_Work instructions_
Skip the pictures. Transcribe the rest of the data below without changing a word.

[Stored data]
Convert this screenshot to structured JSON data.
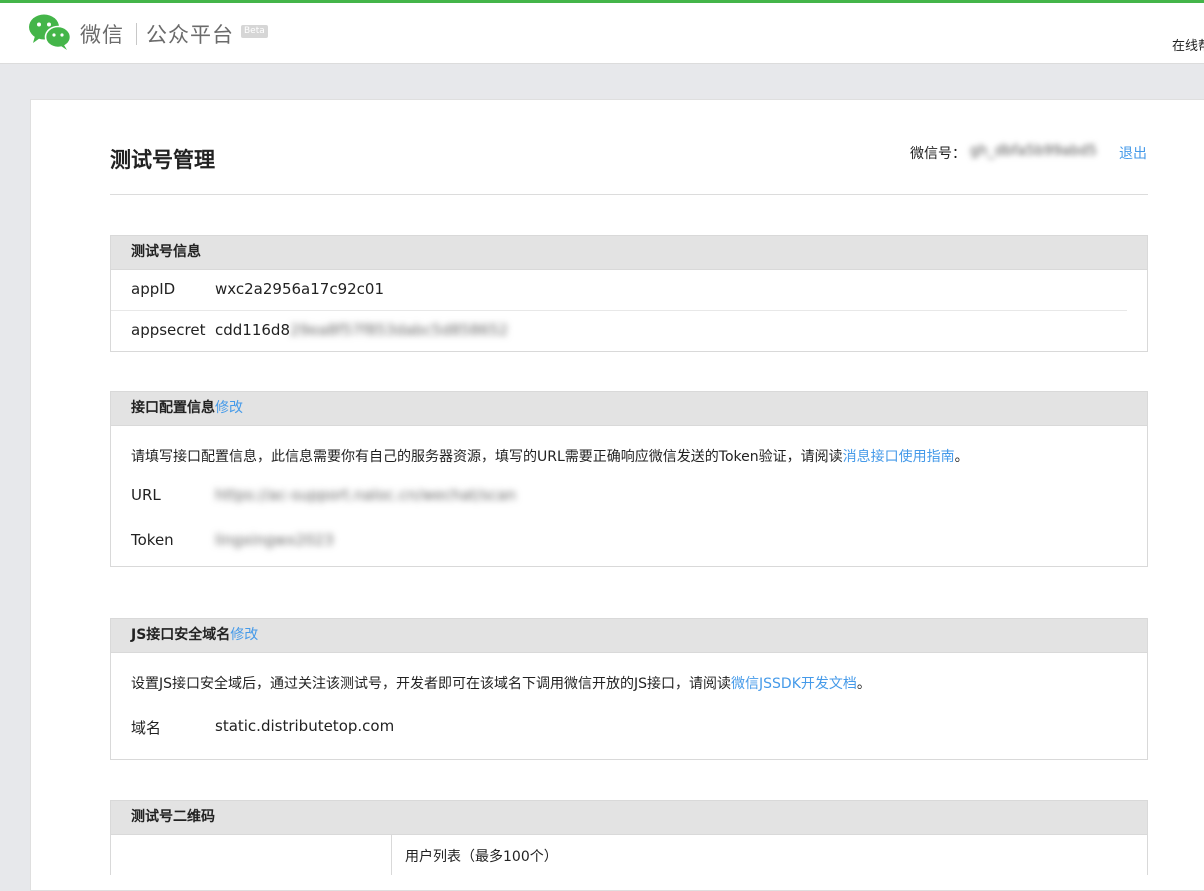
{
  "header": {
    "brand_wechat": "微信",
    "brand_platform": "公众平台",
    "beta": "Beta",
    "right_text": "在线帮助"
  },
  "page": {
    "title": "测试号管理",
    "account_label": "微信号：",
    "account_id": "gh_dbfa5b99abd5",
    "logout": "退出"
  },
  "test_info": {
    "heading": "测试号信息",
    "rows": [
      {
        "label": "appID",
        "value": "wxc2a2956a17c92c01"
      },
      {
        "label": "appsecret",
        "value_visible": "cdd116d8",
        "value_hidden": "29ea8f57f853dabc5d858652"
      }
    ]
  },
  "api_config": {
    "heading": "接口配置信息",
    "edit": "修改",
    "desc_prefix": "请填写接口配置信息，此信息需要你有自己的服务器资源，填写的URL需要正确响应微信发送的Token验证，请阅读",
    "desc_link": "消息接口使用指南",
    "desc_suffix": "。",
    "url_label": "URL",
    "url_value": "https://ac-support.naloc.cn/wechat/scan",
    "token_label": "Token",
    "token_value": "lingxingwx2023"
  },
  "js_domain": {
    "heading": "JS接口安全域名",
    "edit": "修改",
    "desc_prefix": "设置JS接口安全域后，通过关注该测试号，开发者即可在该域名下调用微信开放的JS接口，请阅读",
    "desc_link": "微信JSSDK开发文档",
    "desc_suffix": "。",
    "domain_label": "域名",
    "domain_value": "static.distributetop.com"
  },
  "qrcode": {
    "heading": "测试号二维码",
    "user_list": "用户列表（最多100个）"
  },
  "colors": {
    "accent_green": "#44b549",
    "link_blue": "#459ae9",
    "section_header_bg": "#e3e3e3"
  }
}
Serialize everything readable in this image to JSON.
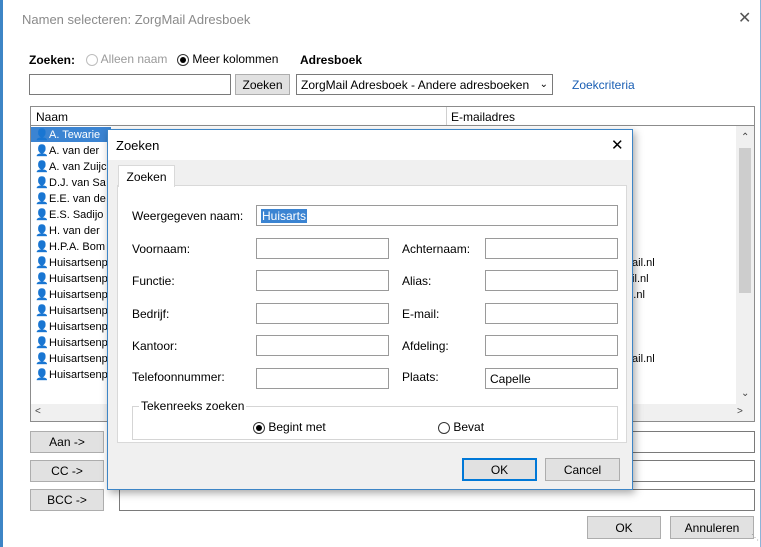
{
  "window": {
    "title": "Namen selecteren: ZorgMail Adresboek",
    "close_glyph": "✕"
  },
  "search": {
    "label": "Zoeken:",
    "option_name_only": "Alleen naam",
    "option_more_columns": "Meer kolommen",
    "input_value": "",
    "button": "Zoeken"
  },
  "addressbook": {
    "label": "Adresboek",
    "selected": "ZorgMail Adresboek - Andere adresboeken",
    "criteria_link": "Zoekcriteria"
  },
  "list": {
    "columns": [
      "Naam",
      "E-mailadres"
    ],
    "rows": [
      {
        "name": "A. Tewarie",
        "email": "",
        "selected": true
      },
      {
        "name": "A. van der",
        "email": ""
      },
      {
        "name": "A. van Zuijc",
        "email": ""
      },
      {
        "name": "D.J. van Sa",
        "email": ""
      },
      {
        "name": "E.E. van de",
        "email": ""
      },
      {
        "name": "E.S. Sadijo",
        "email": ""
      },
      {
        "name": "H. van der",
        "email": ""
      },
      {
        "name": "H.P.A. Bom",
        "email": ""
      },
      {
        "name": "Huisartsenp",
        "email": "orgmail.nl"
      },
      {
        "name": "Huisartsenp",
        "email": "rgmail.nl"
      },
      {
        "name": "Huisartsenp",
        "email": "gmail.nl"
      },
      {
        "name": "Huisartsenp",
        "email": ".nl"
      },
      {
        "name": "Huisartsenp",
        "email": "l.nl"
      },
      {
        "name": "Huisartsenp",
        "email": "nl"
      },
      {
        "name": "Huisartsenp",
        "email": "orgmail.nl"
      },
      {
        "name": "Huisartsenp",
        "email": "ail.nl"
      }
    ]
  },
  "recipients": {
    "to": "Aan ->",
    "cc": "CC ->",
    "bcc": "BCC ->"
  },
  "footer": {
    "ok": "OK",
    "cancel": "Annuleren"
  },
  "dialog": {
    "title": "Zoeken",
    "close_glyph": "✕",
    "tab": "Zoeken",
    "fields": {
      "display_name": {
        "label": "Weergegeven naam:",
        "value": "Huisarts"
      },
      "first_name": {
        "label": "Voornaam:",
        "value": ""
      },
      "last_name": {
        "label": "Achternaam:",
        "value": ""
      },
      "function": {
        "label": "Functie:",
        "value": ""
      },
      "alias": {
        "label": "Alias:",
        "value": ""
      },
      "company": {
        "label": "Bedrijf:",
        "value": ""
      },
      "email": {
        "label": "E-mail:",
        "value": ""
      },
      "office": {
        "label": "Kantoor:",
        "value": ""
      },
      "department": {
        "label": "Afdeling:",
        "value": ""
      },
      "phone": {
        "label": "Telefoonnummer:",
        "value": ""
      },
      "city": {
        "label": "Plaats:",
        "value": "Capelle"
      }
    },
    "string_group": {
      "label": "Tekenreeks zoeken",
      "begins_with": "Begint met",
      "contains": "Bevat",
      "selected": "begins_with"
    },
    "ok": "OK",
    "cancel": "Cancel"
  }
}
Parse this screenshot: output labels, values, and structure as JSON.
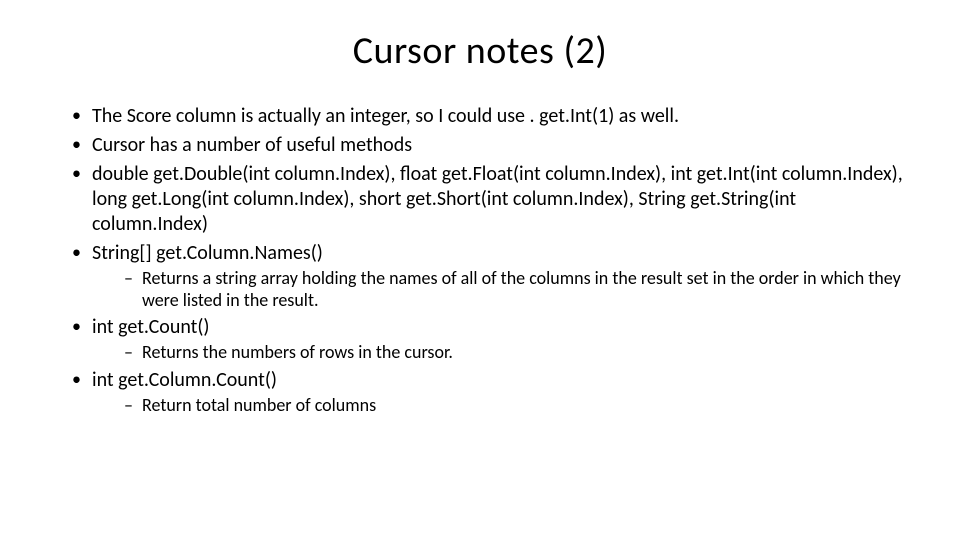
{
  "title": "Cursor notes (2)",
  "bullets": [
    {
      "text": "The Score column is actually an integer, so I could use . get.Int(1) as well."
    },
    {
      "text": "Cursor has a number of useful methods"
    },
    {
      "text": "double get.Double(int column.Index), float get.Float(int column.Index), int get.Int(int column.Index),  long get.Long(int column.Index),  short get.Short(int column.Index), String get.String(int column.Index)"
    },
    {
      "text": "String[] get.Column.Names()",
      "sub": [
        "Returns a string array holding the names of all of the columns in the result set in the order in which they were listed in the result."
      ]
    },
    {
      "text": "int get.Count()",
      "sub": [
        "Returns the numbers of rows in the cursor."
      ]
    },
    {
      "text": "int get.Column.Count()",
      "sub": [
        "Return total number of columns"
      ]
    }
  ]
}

_In response_
Convert this screenshot to structured JSON data.
{
  "header": {
    "brand_wechat": "微信",
    "brand_platform": "公众平台",
    "beta": "Beta",
    "right_text": "在线帮助"
  },
  "page": {
    "title": "测试号管理",
    "account_label": "微信号：",
    "account_id": "gh_dbfa5b99abd5",
    "logout": "退出"
  },
  "test_info": {
    "heading": "测试号信息",
    "rows": [
      {
        "label": "appID",
        "value": "wxc2a2956a17c92c01"
      },
      {
        "label": "appsecret",
        "value_visible": "cdd116d8",
        "value_hidden": "29ea8f57f853dabc5d858652"
      }
    ]
  },
  "api_config": {
    "heading": "接口配置信息",
    "edit": "修改",
    "desc_prefix": "请填写接口配置信息，此信息需要你有自己的服务器资源，填写的URL需要正确响应微信发送的Token验证，请阅读",
    "desc_link": "消息接口使用指南",
    "desc_suffix": "。",
    "url_label": "URL",
    "url_value": "https://ac-support.naloc.cn/wechat/scan",
    "token_label": "Token",
    "token_value": "lingxingwx2023"
  },
  "js_domain": {
    "heading": "JS接口安全域名",
    "edit": "修改",
    "desc_prefix": "设置JS接口安全域后，通过关注该测试号，开发者即可在该域名下调用微信开放的JS接口，请阅读",
    "desc_link": "微信JSSDK开发文档",
    "desc_suffix": "。",
    "domain_label": "域名",
    "domain_value": "static.distributetop.com"
  },
  "qrcode": {
    "heading": "测试号二维码",
    "user_list": "用户列表（最多100个）"
  },
  "colors": {
    "accent_green": "#44b549",
    "link_blue": "#459ae9",
    "section_header_bg": "#e3e3e3"
  }
}
Serialize everything readable in this image to JSON.
{
  "window": {
    "title": "Namen selecteren: ZorgMail Adresboek",
    "close_glyph": "✕"
  },
  "search": {
    "label": "Zoeken:",
    "option_name_only": "Alleen naam",
    "option_more_columns": "Meer kolommen",
    "input_value": "",
    "button": "Zoeken"
  },
  "addressbook": {
    "label": "Adresboek",
    "selected": "ZorgMail Adresboek - Andere adresboeken",
    "criteria_link": "Zoekcriteria"
  },
  "list": {
    "columns": [
      "Naam",
      "E-mailadres"
    ],
    "rows": [
      {
        "name": "A. Tewarie",
        "email": "",
        "selected": true
      },
      {
        "name": "A. van der",
        "email": ""
      },
      {
        "name": "A. van Zuijc",
        "email": ""
      },
      {
        "name": "D.J. van Sa",
        "email": ""
      },
      {
        "name": "E.E. van de",
        "email": ""
      },
      {
        "name": "E.S. Sadijo",
        "email": ""
      },
      {
        "name": "H. van der",
        "email": ""
      },
      {
        "name": "H.P.A. Bom",
        "email": ""
      },
      {
        "name": "Huisartsenp",
        "email": "orgmail.nl"
      },
      {
        "name": "Huisartsenp",
        "email": "rgmail.nl"
      },
      {
        "name": "Huisartsenp",
        "email": "gmail.nl"
      },
      {
        "name": "Huisartsenp",
        "email": ".nl"
      },
      {
        "name": "Huisartsenp",
        "email": "l.nl"
      },
      {
        "name": "Huisartsenp",
        "email": "nl"
      },
      {
        "name": "Huisartsenp",
        "email": "orgmail.nl"
      },
      {
        "name": "Huisartsenp",
        "email": "ail.nl"
      }
    ]
  },
  "recipients": {
    "to": "Aan ->",
    "cc": "CC ->",
    "bcc": "BCC ->"
  },
  "footer": {
    "ok": "OK",
    "cancel": "Annuleren"
  },
  "dialog": {
    "title": "Zoeken",
    "close_glyph": "✕",
    "tab": "Zoeken",
    "fields": {
      "display_name": {
        "label": "Weergegeven naam:",
        "value": "Huisarts"
      },
      "first_name": {
        "label": "Voornaam:",
        "value": ""
      },
      "last_name": {
        "label": "Achternaam:",
        "value": ""
      },
      "function": {
        "label": "Functie:",
        "value": ""
      },
      "alias": {
        "label": "Alias:",
        "value": ""
      },
      "company": {
        "label": "Bedrijf:",
        "value": ""
      },
      "email": {
        "label": "E-mail:",
        "value": ""
      },
      "office": {
        "label": "Kantoor:",
        "value": ""
      },
      "department": {
        "label": "Afdeling:",
        "value": ""
      },
      "phone": {
        "label": "Telefoonnummer:",
        "value": ""
      },
      "city": {
        "label": "Plaats:",
        "value": "Capelle"
      }
    },
    "string_group": {
      "label": "Tekenreeks zoeken",
      "begins_with": "Begint met",
      "contains": "Bevat",
      "selected": "begins_with"
    },
    "ok": "OK",
    "cancel": "Cancel"
  }
}
Parse this screenshot: output labels, values, and structure as JSON.
{
  "title": "Cursor notes (2)",
  "bullets": [
    {
      "text": "The Score column is actually an integer, so I could use . get.Int(1) as well."
    },
    {
      "text": "Cursor has a number of useful methods"
    },
    {
      "text": "double get.Double(int column.Index), float get.Float(int column.Index), int get.Int(int column.Index),  long get.Long(int column.Index),  short get.Short(int column.Index), String get.String(int column.Index)"
    },
    {
      "text": "String[] get.Column.Names()",
      "sub": [
        "Returns a string array holding the names of all of the columns in the result set in the order in which they were listed in the result."
      ]
    },
    {
      "text": "int get.Count()",
      "sub": [
        "Returns the numbers of rows in the cursor."
      ]
    },
    {
      "text": "int get.Column.Count()",
      "sub": [
        "Return total number of columns"
      ]
    }
  ]
}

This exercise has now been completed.